◆ Records

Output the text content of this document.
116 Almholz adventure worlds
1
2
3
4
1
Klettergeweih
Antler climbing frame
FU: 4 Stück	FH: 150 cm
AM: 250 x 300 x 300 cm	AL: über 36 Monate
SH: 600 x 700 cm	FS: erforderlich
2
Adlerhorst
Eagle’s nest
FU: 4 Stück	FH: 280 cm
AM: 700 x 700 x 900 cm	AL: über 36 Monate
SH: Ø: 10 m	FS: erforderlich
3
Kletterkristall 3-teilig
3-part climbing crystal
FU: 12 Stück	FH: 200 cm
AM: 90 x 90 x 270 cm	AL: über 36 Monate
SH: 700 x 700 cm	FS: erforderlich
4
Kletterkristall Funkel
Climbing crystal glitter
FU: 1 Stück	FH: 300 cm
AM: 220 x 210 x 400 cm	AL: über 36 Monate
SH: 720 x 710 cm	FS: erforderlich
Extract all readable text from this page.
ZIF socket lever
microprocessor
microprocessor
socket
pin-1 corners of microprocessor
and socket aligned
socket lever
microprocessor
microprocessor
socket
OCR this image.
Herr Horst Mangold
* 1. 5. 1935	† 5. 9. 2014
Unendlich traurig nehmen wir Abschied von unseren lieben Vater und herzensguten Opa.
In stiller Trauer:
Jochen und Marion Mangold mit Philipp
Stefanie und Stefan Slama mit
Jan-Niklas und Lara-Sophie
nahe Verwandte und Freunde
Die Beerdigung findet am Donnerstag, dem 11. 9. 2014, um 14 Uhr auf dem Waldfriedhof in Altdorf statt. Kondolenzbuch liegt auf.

◆ What is asked
The records above should be duplicated in full, exactly as given.

◆ Expected answer
Output the text content of this document.
116 Almholz adventure worlds
1
2
3
4
1
Klettergeweih
Antler climbing frame
FU: 4 Stück	FH: 150 cm
AM: 250 x 300 x 300 cm	AL: über 36 Monate
SH: 600 x 700 cm	FS: erforderlich
2
Adlerhorst
Eagle’s nest
FU: 4 Stück	FH: 280 cm
AM: 700 x 700 x 900 cm	AL: über 36 Monate
SH: Ø: 10 m	FS: erforderlich
3
Kletterkristall 3-teilig
3-part climbing crystal
FU: 12 Stück	FH: 200 cm
AM: 90 x 90 x 270 cm	AL: über 36 Monate
SH: 700 x 700 cm	FS: erforderlich
4
Kletterkristall Funkel
Climbing crystal glitter
FU: 1 Stück	FH: 300 cm
AM: 220 x 210 x 400 cm	AL: über 36 Monate
SH: 720 x 710 cm	FS: erforderlich
Extract all readable text from this page.
ZIF socket lever
microprocessor
microprocessor
socket
pin-1 corners of microprocessor
and socket aligned
socket lever
microprocessor
microprocessor
socket
OCR this image.
Herr Horst Mangold
* 1. 5. 1935	† 5. 9. 2014
Unendlich traurig nehmen wir Abschied von unseren lieben Vater und herzensguten Opa.
In stiller Trauer:
Jochen und Marion Mangold mit Philipp
Stefanie und Stefan Slama mit
Jan-Niklas und Lara-Sophie
nahe Verwandte und Freunde
Die Beerdigung findet am Donnerstag, dem 11. 9. 2014, um 14 Uhr auf dem Waldfriedhof in Altdorf statt. Kondolenzbuch liegt auf.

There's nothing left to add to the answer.